[STORED DATA]

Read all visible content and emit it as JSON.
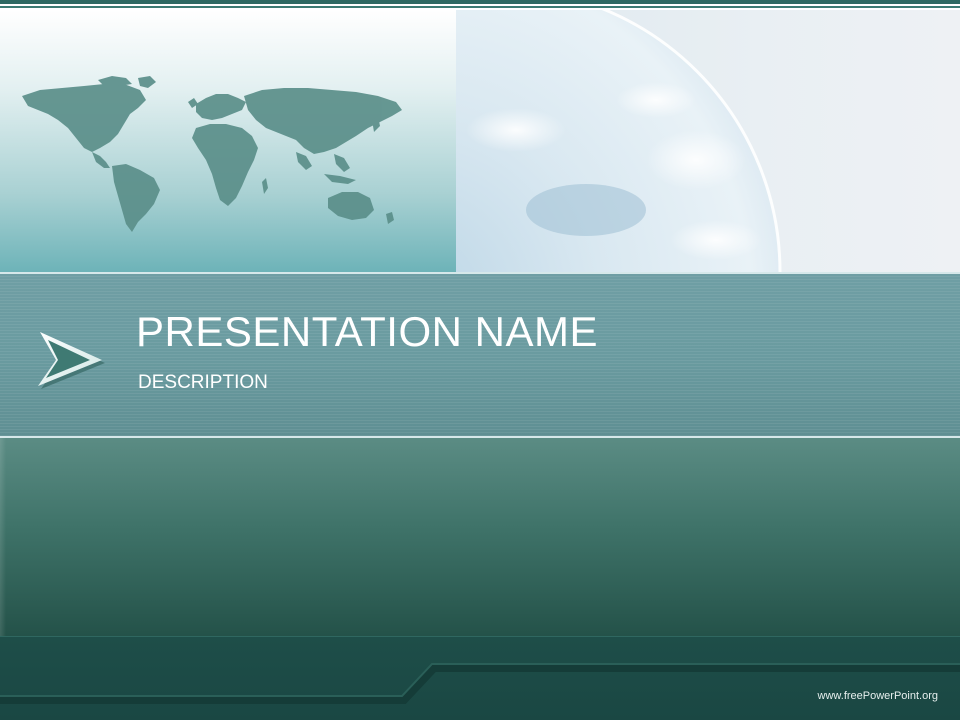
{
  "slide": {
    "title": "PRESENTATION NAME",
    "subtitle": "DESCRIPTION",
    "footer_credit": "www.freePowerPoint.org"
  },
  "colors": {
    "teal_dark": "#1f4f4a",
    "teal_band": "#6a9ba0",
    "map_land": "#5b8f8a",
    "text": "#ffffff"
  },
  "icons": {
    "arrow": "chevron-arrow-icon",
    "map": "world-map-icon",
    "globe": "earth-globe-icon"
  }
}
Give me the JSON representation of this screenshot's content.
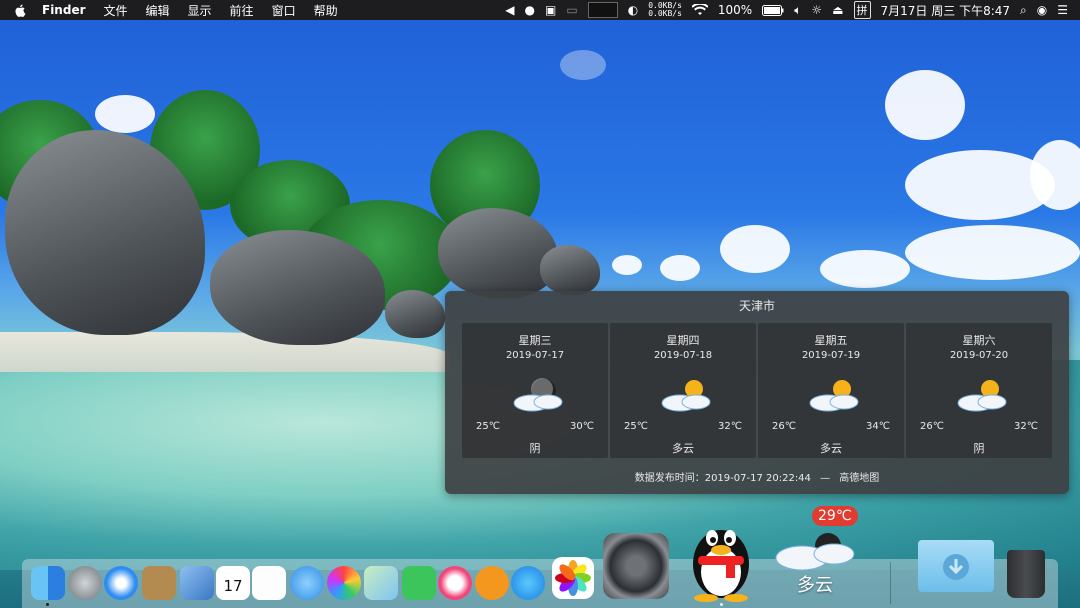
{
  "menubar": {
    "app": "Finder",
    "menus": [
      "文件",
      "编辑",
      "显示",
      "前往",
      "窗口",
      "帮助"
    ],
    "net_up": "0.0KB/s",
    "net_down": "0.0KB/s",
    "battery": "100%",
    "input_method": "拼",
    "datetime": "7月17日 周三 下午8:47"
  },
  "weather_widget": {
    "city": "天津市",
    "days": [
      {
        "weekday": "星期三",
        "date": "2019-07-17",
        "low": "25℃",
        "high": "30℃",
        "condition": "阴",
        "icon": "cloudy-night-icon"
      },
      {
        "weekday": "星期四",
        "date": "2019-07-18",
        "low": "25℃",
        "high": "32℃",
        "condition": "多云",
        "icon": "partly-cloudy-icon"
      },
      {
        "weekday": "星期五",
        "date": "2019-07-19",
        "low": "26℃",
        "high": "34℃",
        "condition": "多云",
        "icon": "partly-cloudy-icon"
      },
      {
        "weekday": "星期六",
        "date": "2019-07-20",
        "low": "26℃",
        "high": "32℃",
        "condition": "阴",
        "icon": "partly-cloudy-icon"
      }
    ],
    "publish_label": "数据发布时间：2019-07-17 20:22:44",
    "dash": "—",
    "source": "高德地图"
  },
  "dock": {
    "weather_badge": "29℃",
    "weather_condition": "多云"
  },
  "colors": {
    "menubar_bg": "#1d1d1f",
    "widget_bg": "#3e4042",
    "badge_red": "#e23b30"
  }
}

[JOB] Make an exact copy of every record, pictures excluded.

[SOLUTION BELOW]
Read all visible content and emit it as JSON.
{
  "slide": {
    "title": "PRESENTATION NAME",
    "subtitle": "DESCRIPTION",
    "footer_credit": "www.freePowerPoint.org"
  },
  "colors": {
    "teal_dark": "#1f4f4a",
    "teal_band": "#6a9ba0",
    "map_land": "#5b8f8a",
    "text": "#ffffff"
  },
  "icons": {
    "arrow": "chevron-arrow-icon",
    "map": "world-map-icon",
    "globe": "earth-globe-icon"
  }
}
Give me the JSON representation of this screenshot's content.
{
  "menubar": {
    "app": "Finder",
    "menus": [
      "文件",
      "编辑",
      "显示",
      "前往",
      "窗口",
      "帮助"
    ],
    "net_up": "0.0KB/s",
    "net_down": "0.0KB/s",
    "battery": "100%",
    "input_method": "拼",
    "datetime": "7月17日 周三 下午8:47"
  },
  "weather_widget": {
    "city": "天津市",
    "days": [
      {
        "weekday": "星期三",
        "date": "2019-07-17",
        "low": "25℃",
        "high": "30℃",
        "condition": "阴",
        "icon": "cloudy-night-icon"
      },
      {
        "weekday": "星期四",
        "date": "2019-07-18",
        "low": "25℃",
        "high": "32℃",
        "condition": "多云",
        "icon": "partly-cloudy-icon"
      },
      {
        "weekday": "星期五",
        "date": "2019-07-19",
        "low": "26℃",
        "high": "34℃",
        "condition": "多云",
        "icon": "partly-cloudy-icon"
      },
      {
        "weekday": "星期六",
        "date": "2019-07-20",
        "low": "26℃",
        "high": "32℃",
        "condition": "阴",
        "icon": "partly-cloudy-icon"
      }
    ],
    "publish_label": "数据发布时间：2019-07-17 20:22:44",
    "dash": "—",
    "source": "高德地图"
  },
  "dock": {
    "weather_badge": "29℃",
    "weather_condition": "多云"
  },
  "colors": {
    "menubar_bg": "#1d1d1f",
    "widget_bg": "#3e4042",
    "badge_red": "#e23b30"
  }
}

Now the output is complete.